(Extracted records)
········

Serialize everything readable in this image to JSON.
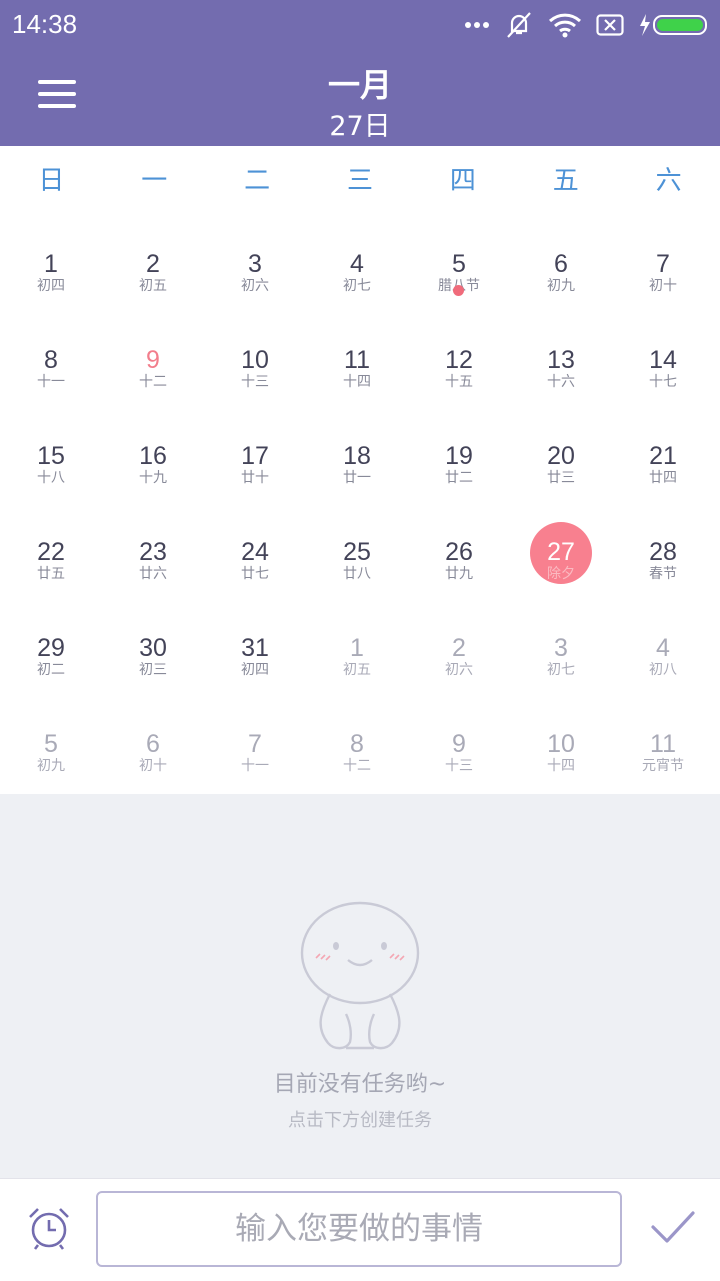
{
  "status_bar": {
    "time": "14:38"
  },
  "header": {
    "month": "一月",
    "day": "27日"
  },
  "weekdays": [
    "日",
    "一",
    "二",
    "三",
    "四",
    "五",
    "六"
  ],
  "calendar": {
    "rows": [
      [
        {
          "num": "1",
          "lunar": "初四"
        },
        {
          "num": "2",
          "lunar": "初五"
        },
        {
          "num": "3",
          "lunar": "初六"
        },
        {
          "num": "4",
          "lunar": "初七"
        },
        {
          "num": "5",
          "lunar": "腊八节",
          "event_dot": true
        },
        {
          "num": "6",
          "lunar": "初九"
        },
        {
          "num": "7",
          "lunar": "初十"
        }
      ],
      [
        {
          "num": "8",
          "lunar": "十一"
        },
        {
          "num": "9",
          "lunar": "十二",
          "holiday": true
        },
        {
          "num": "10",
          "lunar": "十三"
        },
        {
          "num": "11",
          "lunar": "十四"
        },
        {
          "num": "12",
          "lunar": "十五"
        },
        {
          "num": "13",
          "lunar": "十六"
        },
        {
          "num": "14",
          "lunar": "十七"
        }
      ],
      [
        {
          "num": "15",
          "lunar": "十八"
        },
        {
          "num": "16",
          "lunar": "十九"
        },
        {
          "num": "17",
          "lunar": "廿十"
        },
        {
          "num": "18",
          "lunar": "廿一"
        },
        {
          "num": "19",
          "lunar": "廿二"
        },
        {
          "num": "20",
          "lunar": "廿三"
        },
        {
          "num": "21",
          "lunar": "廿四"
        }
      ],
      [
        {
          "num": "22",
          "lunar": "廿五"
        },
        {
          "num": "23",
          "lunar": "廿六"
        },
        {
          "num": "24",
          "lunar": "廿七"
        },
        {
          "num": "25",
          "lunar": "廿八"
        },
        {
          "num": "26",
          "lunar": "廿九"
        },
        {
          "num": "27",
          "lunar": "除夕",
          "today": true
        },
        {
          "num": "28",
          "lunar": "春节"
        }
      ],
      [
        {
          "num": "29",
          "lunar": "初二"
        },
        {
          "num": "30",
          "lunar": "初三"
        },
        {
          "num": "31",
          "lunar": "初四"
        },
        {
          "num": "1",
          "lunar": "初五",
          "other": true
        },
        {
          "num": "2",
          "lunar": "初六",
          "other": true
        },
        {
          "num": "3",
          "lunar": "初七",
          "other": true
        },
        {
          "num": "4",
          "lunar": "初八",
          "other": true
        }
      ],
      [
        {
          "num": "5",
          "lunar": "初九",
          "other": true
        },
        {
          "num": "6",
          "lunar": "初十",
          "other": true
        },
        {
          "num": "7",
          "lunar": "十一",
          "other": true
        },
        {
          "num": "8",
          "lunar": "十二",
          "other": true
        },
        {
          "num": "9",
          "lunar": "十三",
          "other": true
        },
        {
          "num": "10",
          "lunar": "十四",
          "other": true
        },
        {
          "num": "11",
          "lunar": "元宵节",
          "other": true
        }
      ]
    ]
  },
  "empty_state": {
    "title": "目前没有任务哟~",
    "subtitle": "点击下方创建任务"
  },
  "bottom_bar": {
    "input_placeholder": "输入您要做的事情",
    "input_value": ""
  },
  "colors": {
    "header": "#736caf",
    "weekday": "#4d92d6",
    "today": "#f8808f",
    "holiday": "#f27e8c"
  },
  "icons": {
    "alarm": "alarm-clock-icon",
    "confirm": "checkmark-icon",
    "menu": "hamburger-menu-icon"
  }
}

········

Problem to work on:
Pictures in the records should not appear in your copy, but everything else must be transcribed exactly.

Answer below:
Serialize everything readable in this image to JSON.
{
  "status_bar": {
    "time": "14:38"
  },
  "header": {
    "month": "一月",
    "day": "27日"
  },
  "weekdays": [
    "日",
    "一",
    "二",
    "三",
    "四",
    "五",
    "六"
  ],
  "calendar": {
    "rows": [
      [
        {
          "num": "1",
          "lunar": "初四"
        },
        {
          "num": "2",
          "lunar": "初五"
        },
        {
          "num": "3",
          "lunar": "初六"
        },
        {
          "num": "4",
          "lunar": "初七"
        },
        {
          "num": "5",
          "lunar": "腊八节",
          "event_dot": true
        },
        {
          "num": "6",
          "lunar": "初九"
        },
        {
          "num": "7",
          "lunar": "初十"
        }
      ],
      [
        {
          "num": "8",
          "lunar": "十一"
        },
        {
          "num": "9",
          "lunar": "十二",
          "holiday": true
        },
        {
          "num": "10",
          "lunar": "十三"
        },
        {
          "num": "11",
          "lunar": "十四"
        },
        {
          "num": "12",
          "lunar": "十五"
        },
        {
          "num": "13",
          "lunar": "十六"
        },
        {
          "num": "14",
          "lunar": "十七"
        }
      ],
      [
        {
          "num": "15",
          "lunar": "十八"
        },
        {
          "num": "16",
          "lunar": "十九"
        },
        {
          "num": "17",
          "lunar": "廿十"
        },
        {
          "num": "18",
          "lunar": "廿一"
        },
        {
          "num": "19",
          "lunar": "廿二"
        },
        {
          "num": "20",
          "lunar": "廿三"
        },
        {
          "num": "21",
          "lunar": "廿四"
        }
      ],
      [
        {
          "num": "22",
          "lunar": "廿五"
        },
        {
          "num": "23",
          "lunar": "廿六"
        },
        {
          "num": "24",
          "lunar": "廿七"
        },
        {
          "num": "25",
          "lunar": "廿八"
        },
        {
          "num": "26",
          "lunar": "廿九"
        },
        {
          "num": "27",
          "lunar": "除夕",
          "today": true
        },
        {
          "num": "28",
          "lunar": "春节"
        }
      ],
      [
        {
          "num": "29",
          "lunar": "初二"
        },
        {
          "num": "30",
          "lunar": "初三"
        },
        {
          "num": "31",
          "lunar": "初四"
        },
        {
          "num": "1",
          "lunar": "初五",
          "other": true
        },
        {
          "num": "2",
          "lunar": "初六",
          "other": true
        },
        {
          "num": "3",
          "lunar": "初七",
          "other": true
        },
        {
          "num": "4",
          "lunar": "初八",
          "other": true
        }
      ],
      [
        {
          "num": "5",
          "lunar": "初九",
          "other": true
        },
        {
          "num": "6",
          "lunar": "初十",
          "other": true
        },
        {
          "num": "7",
          "lunar": "十一",
          "other": true
        },
        {
          "num": "8",
          "lunar": "十二",
          "other": true
        },
        {
          "num": "9",
          "lunar": "十三",
          "other": true
        },
        {
          "num": "10",
          "lunar": "十四",
          "other": true
        },
        {
          "num": "11",
          "lunar": "元宵节",
          "other": true
        }
      ]
    ]
  },
  "empty_state": {
    "title": "目前没有任务哟~",
    "subtitle": "点击下方创建任务"
  },
  "bottom_bar": {
    "input_placeholder": "输入您要做的事情",
    "input_value": ""
  },
  "colors": {
    "header": "#736caf",
    "weekday": "#4d92d6",
    "today": "#f8808f",
    "holiday": "#f27e8c"
  },
  "icons": {
    "alarm": "alarm-clock-icon",
    "confirm": "checkmark-icon",
    "menu": "hamburger-menu-icon"
  }
}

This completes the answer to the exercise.